Task
Each record must be retyped in full. No character may differ.

[BEGIN]

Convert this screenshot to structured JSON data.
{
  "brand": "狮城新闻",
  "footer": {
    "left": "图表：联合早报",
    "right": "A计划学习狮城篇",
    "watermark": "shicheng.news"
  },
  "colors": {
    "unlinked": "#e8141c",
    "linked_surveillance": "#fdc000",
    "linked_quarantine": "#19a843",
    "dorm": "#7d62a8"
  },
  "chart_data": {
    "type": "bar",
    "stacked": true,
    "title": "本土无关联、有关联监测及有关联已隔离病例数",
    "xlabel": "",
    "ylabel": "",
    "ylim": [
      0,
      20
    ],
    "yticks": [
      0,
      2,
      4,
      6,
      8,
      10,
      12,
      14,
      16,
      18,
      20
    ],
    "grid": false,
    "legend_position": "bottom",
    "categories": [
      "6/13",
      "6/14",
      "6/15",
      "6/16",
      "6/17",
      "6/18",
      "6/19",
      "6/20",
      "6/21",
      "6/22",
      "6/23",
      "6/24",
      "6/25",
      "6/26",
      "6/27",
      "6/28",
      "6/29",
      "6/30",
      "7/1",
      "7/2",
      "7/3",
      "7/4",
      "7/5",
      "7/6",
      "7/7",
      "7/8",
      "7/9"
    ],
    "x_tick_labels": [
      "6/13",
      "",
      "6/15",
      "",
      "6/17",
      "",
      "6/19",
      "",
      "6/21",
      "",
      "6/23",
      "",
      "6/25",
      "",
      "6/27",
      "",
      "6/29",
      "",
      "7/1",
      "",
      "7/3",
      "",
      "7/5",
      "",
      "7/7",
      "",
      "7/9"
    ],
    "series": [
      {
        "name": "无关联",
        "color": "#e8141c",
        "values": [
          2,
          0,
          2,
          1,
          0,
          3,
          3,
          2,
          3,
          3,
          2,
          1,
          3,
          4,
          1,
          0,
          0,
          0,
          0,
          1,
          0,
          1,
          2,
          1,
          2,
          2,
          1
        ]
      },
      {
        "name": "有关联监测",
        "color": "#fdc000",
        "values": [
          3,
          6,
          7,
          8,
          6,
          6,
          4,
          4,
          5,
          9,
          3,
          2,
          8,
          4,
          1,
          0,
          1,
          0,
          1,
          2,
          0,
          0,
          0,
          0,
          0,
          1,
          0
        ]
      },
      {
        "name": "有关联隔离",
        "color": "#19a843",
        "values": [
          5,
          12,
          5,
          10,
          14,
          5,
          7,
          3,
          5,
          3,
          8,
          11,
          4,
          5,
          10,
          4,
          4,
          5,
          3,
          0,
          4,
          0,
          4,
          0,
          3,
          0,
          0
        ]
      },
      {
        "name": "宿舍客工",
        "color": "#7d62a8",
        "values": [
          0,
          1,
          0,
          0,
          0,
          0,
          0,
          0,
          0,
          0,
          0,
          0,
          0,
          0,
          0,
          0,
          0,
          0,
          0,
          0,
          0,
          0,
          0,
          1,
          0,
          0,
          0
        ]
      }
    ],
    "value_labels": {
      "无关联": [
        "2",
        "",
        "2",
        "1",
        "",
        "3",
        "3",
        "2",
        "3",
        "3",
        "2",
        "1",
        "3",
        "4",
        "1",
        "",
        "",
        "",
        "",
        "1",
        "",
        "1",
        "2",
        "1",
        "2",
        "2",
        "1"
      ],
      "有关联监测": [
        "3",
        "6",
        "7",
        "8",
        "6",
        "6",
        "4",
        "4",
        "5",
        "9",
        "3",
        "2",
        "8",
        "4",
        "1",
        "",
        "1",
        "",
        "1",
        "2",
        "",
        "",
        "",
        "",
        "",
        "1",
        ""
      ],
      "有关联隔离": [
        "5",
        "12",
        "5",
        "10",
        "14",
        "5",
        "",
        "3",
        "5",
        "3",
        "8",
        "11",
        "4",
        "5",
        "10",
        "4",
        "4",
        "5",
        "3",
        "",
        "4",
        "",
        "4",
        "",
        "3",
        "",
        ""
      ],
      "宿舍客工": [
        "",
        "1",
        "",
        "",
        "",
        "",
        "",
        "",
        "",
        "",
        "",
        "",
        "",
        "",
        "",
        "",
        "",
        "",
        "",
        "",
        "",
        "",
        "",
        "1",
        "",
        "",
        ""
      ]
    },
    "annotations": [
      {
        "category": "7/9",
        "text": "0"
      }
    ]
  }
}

[END]

Full solution
Convert this screenshot to structured JSON data.
{
  "brand": "狮城新闻",
  "footer": {
    "left": "图表：联合早报",
    "right": "A计划学习狮城篇",
    "watermark": "shicheng.news"
  },
  "colors": {
    "unlinked": "#e8141c",
    "linked_surveillance": "#fdc000",
    "linked_quarantine": "#19a843",
    "dorm": "#7d62a8"
  },
  "chart_data": {
    "type": "bar",
    "stacked": true,
    "title": "本土无关联、有关联监测及有关联已隔离病例数",
    "xlabel": "",
    "ylabel": "",
    "ylim": [
      0,
      20
    ],
    "yticks": [
      0,
      2,
      4,
      6,
      8,
      10,
      12,
      14,
      16,
      18,
      20
    ],
    "grid": false,
    "legend_position": "bottom",
    "categories": [
      "6/13",
      "6/14",
      "6/15",
      "6/16",
      "6/17",
      "6/18",
      "6/19",
      "6/20",
      "6/21",
      "6/22",
      "6/23",
      "6/24",
      "6/25",
      "6/26",
      "6/27",
      "6/28",
      "6/29",
      "6/30",
      "7/1",
      "7/2",
      "7/3",
      "7/4",
      "7/5",
      "7/6",
      "7/7",
      "7/8",
      "7/9"
    ],
    "x_tick_labels": [
      "6/13",
      "",
      "6/15",
      "",
      "6/17",
      "",
      "6/19",
      "",
      "6/21",
      "",
      "6/23",
      "",
      "6/25",
      "",
      "6/27",
      "",
      "6/29",
      "",
      "7/1",
      "",
      "7/3",
      "",
      "7/5",
      "",
      "7/7",
      "",
      "7/9"
    ],
    "series": [
      {
        "name": "无关联",
        "color": "#e8141c",
        "values": [
          2,
          0,
          2,
          1,
          0,
          3,
          3,
          2,
          3,
          3,
          2,
          1,
          3,
          4,
          1,
          0,
          0,
          0,
          0,
          1,
          0,
          1,
          2,
          1,
          2,
          2,
          1
        ]
      },
      {
        "name": "有关联监测",
        "color": "#fdc000",
        "values": [
          3,
          6,
          7,
          8,
          6,
          6,
          4,
          4,
          5,
          9,
          3,
          2,
          8,
          4,
          1,
          0,
          1,
          0,
          1,
          2,
          0,
          0,
          0,
          0,
          0,
          1,
          0
        ]
      },
      {
        "name": "有关联隔离",
        "color": "#19a843",
        "values": [
          5,
          12,
          5,
          10,
          14,
          5,
          7,
          3,
          5,
          3,
          8,
          11,
          4,
          5,
          10,
          4,
          4,
          5,
          3,
          0,
          4,
          0,
          4,
          0,
          3,
          0,
          0
        ]
      },
      {
        "name": "宿舍客工",
        "color": "#7d62a8",
        "values": [
          0,
          1,
          0,
          0,
          0,
          0,
          0,
          0,
          0,
          0,
          0,
          0,
          0,
          0,
          0,
          0,
          0,
          0,
          0,
          0,
          0,
          0,
          0,
          1,
          0,
          0,
          0
        ]
      }
    ],
    "value_labels": {
      "无关联": [
        "2",
        "",
        "2",
        "1",
        "",
        "3",
        "3",
        "2",
        "3",
        "3",
        "2",
        "1",
        "3",
        "4",
        "1",
        "",
        "",
        "",
        "",
        "1",
        "",
        "1",
        "2",
        "1",
        "2",
        "2",
        "1"
      ],
      "有关联监测": [
        "3",
        "6",
        "7",
        "8",
        "6",
        "6",
        "4",
        "4",
        "5",
        "9",
        "3",
        "2",
        "8",
        "4",
        "1",
        "",
        "1",
        "",
        "1",
        "2",
        "",
        "",
        "",
        "",
        "",
        "1",
        ""
      ],
      "有关联隔离": [
        "5",
        "12",
        "5",
        "10",
        "14",
        "5",
        "",
        "3",
        "5",
        "3",
        "8",
        "11",
        "4",
        "5",
        "10",
        "4",
        "4",
        "5",
        "3",
        "",
        "4",
        "",
        "4",
        "",
        "3",
        "",
        ""
      ],
      "宿舍客工": [
        "",
        "1",
        "",
        "",
        "",
        "",
        "",
        "",
        "",
        "",
        "",
        "",
        "",
        "",
        "",
        "",
        "",
        "",
        "",
        "",
        "",
        "",
        "",
        "1",
        "",
        "",
        ""
      ]
    },
    "annotations": [
      {
        "category": "7/9",
        "text": "0"
      }
    ]
  }
}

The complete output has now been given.